> [Stated task] Copy every line from the material below that holds "name".

Recorded data
========

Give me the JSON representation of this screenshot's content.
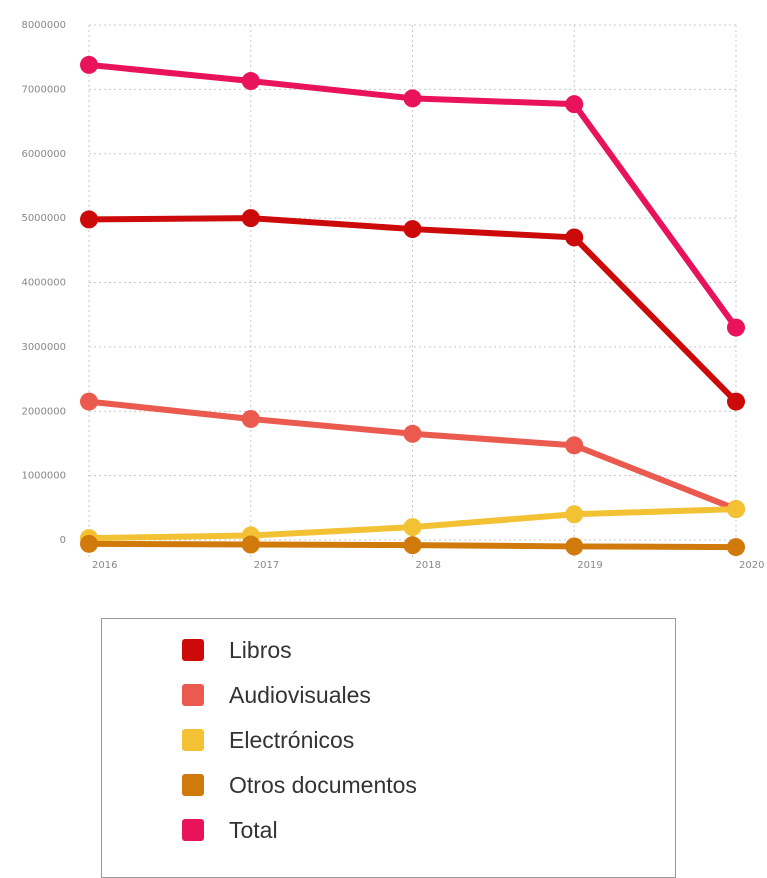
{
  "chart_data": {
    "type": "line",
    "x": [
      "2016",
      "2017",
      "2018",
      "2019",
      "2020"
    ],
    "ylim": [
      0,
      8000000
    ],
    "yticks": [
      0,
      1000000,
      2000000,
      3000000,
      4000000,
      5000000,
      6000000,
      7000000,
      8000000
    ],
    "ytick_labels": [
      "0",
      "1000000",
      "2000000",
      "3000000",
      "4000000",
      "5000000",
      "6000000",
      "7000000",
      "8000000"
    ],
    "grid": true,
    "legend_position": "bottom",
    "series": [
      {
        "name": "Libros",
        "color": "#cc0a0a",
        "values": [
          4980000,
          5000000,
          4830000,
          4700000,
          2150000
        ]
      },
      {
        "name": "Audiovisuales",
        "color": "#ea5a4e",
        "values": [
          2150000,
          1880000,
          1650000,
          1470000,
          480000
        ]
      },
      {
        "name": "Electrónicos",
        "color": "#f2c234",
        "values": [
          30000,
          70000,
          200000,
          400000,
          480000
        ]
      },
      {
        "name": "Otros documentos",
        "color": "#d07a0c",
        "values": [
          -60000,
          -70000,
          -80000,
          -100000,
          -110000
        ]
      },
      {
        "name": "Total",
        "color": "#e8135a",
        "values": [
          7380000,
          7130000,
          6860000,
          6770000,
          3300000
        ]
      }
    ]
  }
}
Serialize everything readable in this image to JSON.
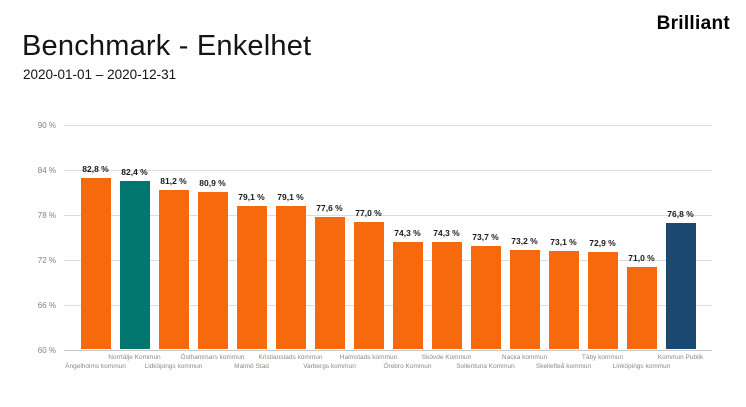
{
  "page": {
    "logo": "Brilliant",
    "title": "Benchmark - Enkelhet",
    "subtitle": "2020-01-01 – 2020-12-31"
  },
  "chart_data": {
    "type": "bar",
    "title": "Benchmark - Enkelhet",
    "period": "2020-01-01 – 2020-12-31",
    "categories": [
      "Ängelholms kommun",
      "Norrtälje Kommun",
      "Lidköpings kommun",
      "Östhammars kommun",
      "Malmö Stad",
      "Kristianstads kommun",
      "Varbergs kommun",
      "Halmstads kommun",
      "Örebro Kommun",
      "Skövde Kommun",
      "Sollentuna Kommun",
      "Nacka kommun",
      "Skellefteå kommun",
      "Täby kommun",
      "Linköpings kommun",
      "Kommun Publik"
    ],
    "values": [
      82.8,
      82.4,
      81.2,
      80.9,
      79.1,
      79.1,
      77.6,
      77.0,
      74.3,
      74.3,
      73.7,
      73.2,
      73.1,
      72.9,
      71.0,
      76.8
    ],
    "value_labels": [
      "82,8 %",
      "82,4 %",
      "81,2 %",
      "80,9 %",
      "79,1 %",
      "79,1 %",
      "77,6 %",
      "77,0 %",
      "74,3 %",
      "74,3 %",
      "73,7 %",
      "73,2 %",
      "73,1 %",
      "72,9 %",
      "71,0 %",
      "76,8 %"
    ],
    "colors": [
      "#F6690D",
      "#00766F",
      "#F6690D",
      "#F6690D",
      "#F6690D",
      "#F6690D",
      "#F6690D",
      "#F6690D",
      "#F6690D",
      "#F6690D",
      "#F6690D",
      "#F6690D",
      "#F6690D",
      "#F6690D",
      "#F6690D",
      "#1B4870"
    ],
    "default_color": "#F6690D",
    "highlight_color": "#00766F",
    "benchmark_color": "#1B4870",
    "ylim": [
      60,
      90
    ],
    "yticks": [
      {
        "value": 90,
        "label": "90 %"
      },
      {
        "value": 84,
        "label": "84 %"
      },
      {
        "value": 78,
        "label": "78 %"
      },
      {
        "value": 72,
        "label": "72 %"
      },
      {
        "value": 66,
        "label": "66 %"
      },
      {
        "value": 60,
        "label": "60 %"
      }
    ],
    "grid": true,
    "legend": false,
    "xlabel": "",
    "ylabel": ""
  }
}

========

> [Answer to the exercise]
        "name": "Libros",
        "name": "Audiovisuales",
        "name": "Electrónicos",
        "name": "Otros documentos",
        "name": "Total",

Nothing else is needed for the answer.